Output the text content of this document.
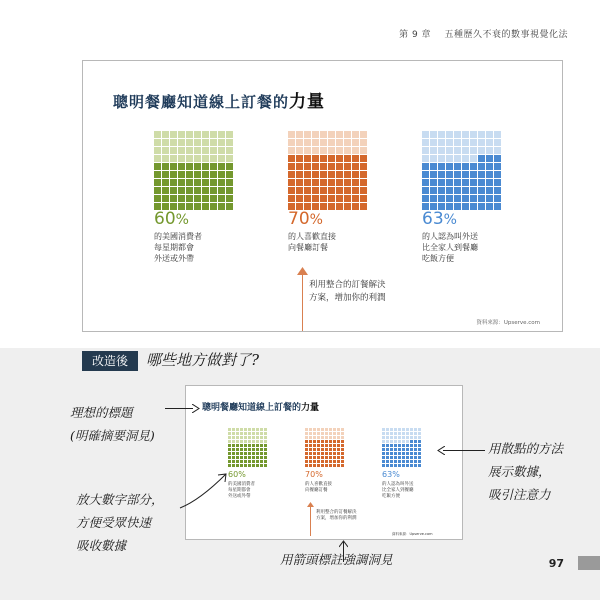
第 9 章 五種歷久不衰的數事視覺化法
聰明餐廳知道線上訂餐的力量
60%
的美國消費者
每星期都會
外送或外帶
70%
的人喜歡直接
向餐廳訂餐
63%
的人認為叫外送
比全家人到餐廳
吃飯方便
利用整合的訂餐解決
方案，增加你的利潤
資料來源：Upserve.com
改造後	哪些地方做對了?
聰明餐廳知道線上訂餐的力量
60%
的美國消費者
每星期都會
外送或外帶
70%
的人喜歡直接
向餐廳訂餐
63%
的人認為叫外送
比全家人到餐廳
吃飯方便
利用整合的訂餐解決
方案，增加你的利潤
資料來源：Upserve.com
理想的標題
(明確摘要洞見)
放大數字部分，
方便受眾快速
吸收數據
用散點的方法
展示數據，
吸引注意力
用箭頭標註強調洞見	97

---

Directions for this task:
The records above must be transcribed exactly. Pictures are left out of the copy.

Answer to the task:
Output the text content of this document.
第 9 章 五種歷久不衰的數事視覺化法
聰明餐廳知道線上訂餐的力量
60%
的美國消費者
每星期都會
外送或外帶
70%
的人喜歡直接
向餐廳訂餐
63%
的人認為叫外送
比全家人到餐廳
吃飯方便
利用整合的訂餐解決
方案，增加你的利潤
資料來源：Upserve.com
改造後	哪些地方做對了?
聰明餐廳知道線上訂餐的力量
60%
的美國消費者
每星期都會
外送或外帶
70%
的人喜歡直接
向餐廳訂餐
63%
的人認為叫外送
比全家人到餐廳
吃飯方便
利用整合的訂餐解決
方案，增加你的利潤
資料來源：Upserve.com
理想的標題
(明確摘要洞見)
放大數字部分，
方便受眾快速
吸收數據
用散點的方法
展示數據，
吸引注意力
用箭頭標註強調洞見	97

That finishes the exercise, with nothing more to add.